**Supplied records:**
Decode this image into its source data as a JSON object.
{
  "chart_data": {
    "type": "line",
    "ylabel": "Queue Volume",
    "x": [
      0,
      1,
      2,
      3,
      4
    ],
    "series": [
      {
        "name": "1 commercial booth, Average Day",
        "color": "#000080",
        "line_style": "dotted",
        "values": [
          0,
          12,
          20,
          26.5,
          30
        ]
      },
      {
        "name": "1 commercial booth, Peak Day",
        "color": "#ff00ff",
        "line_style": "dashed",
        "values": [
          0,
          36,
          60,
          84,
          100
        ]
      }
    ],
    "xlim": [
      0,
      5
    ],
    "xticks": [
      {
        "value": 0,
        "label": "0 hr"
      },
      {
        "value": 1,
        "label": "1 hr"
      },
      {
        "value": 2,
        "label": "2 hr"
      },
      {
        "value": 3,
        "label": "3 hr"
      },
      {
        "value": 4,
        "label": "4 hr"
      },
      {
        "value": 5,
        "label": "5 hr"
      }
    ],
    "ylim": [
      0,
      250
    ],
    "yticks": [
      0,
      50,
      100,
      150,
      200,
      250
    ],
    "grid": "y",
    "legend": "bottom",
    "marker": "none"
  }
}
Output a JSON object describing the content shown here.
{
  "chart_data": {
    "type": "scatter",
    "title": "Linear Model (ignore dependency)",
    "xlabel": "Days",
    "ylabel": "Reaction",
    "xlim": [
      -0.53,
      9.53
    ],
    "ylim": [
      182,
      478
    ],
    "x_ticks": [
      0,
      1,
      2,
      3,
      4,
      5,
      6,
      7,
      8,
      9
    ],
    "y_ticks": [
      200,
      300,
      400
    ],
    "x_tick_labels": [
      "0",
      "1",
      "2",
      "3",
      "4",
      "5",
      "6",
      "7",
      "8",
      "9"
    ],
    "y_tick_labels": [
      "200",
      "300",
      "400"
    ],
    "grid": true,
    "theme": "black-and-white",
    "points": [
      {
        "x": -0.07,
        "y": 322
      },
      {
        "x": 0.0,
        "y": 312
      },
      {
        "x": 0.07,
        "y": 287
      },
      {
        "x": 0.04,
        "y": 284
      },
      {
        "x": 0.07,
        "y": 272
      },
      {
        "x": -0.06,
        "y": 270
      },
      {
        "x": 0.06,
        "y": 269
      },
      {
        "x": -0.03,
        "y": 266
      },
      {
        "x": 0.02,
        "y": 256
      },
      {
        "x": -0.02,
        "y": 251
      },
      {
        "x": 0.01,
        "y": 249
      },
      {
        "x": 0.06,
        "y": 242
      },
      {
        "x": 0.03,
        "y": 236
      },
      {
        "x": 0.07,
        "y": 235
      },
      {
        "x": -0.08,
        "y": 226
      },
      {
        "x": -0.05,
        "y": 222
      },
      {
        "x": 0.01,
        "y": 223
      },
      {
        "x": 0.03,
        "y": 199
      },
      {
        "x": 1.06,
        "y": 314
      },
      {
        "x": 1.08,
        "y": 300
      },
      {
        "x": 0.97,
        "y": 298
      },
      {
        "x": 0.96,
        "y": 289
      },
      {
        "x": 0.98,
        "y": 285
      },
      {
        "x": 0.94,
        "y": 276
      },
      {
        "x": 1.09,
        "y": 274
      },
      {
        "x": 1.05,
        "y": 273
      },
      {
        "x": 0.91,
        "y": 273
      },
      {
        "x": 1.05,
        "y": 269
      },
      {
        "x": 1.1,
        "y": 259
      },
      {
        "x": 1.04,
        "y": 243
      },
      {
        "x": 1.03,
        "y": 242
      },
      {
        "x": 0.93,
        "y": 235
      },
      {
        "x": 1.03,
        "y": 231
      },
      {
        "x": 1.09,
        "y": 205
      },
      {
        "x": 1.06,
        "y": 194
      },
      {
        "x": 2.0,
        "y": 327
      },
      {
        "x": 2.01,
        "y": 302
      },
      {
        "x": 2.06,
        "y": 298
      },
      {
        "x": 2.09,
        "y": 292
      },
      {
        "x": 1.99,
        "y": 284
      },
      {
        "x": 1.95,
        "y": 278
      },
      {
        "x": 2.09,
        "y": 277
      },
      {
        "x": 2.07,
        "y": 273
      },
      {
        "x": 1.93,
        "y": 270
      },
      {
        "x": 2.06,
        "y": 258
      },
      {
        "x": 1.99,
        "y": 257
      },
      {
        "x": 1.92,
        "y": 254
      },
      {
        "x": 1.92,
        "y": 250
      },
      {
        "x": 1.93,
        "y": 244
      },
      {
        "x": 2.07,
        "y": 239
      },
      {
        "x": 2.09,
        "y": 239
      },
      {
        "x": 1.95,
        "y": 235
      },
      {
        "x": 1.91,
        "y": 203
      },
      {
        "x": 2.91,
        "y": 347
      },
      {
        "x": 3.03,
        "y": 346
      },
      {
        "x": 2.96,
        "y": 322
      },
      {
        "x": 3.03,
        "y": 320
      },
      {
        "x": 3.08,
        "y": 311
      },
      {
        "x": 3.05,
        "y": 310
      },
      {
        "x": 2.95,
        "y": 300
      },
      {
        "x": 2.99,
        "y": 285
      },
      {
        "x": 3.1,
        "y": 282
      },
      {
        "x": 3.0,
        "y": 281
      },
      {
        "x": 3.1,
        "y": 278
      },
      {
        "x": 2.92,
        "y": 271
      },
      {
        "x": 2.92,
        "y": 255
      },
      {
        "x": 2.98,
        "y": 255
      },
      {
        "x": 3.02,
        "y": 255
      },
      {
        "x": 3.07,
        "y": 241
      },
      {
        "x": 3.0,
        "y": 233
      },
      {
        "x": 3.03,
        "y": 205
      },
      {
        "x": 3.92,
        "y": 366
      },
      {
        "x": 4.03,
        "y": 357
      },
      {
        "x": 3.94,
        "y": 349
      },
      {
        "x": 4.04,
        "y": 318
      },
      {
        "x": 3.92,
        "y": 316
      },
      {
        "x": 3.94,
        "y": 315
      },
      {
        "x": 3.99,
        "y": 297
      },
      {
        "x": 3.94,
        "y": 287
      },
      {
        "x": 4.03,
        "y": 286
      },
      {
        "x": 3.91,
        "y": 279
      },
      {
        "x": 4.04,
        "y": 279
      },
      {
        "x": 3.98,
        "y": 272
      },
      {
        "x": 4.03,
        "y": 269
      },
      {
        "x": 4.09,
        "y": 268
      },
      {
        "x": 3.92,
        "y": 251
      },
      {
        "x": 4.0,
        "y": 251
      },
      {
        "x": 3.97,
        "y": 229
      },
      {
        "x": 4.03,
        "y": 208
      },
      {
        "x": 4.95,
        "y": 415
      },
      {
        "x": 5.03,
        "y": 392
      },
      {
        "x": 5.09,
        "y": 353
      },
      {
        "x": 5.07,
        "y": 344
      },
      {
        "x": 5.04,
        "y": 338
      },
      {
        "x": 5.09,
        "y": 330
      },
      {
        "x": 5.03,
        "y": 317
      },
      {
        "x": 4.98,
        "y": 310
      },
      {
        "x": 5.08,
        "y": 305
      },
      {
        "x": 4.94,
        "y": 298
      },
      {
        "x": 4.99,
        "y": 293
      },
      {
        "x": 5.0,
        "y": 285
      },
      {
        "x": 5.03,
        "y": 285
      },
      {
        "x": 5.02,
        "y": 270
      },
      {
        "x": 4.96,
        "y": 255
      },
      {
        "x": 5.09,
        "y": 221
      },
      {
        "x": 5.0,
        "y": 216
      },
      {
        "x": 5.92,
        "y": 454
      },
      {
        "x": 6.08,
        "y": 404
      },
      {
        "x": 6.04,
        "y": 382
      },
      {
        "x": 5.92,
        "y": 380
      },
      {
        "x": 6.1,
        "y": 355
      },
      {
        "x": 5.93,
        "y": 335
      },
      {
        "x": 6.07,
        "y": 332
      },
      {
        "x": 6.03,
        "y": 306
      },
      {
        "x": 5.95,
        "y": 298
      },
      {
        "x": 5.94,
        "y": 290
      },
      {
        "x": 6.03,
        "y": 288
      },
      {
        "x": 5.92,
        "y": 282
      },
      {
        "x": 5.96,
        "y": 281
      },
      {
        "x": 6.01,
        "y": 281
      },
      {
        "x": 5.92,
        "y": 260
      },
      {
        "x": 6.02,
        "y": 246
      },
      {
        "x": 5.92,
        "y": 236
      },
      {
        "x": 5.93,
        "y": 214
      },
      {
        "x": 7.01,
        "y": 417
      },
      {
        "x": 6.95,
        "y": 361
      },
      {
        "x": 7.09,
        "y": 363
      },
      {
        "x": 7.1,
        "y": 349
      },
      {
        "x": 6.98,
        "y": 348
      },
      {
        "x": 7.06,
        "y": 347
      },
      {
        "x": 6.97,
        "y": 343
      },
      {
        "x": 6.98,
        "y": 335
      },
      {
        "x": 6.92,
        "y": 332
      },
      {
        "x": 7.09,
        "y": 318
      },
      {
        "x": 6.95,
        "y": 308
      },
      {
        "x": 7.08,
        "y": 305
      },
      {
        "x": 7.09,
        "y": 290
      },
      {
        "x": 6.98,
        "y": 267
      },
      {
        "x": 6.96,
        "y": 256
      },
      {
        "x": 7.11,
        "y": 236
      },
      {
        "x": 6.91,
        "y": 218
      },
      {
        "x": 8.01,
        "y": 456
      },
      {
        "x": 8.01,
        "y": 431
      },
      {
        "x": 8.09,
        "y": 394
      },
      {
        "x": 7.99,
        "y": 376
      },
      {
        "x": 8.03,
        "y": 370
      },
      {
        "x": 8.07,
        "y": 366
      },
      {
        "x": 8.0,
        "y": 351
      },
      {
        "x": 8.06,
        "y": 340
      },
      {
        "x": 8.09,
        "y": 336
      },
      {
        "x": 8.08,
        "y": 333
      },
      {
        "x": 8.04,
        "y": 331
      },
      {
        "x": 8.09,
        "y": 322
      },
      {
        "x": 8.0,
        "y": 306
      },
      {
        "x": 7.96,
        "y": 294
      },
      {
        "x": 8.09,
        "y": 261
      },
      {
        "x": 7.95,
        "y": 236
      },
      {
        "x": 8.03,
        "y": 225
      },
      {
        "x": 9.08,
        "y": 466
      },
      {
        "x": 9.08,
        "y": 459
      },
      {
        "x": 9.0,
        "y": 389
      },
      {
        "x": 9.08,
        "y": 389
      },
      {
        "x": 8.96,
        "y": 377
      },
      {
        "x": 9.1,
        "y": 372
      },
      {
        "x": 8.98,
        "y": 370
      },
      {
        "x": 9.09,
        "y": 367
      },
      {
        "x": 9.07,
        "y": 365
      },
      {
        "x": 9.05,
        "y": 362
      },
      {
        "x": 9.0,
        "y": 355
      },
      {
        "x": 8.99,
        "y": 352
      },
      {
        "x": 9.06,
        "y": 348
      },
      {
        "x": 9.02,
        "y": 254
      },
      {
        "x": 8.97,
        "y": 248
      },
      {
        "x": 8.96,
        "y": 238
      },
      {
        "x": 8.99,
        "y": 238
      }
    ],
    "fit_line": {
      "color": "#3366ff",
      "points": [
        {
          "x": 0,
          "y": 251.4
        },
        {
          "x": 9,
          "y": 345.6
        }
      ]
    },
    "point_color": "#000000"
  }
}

**Stated task:** Work out how many lines in the entries hold the string "name". Your answer should consist solely of that number.

**Solution to the exercise:** 2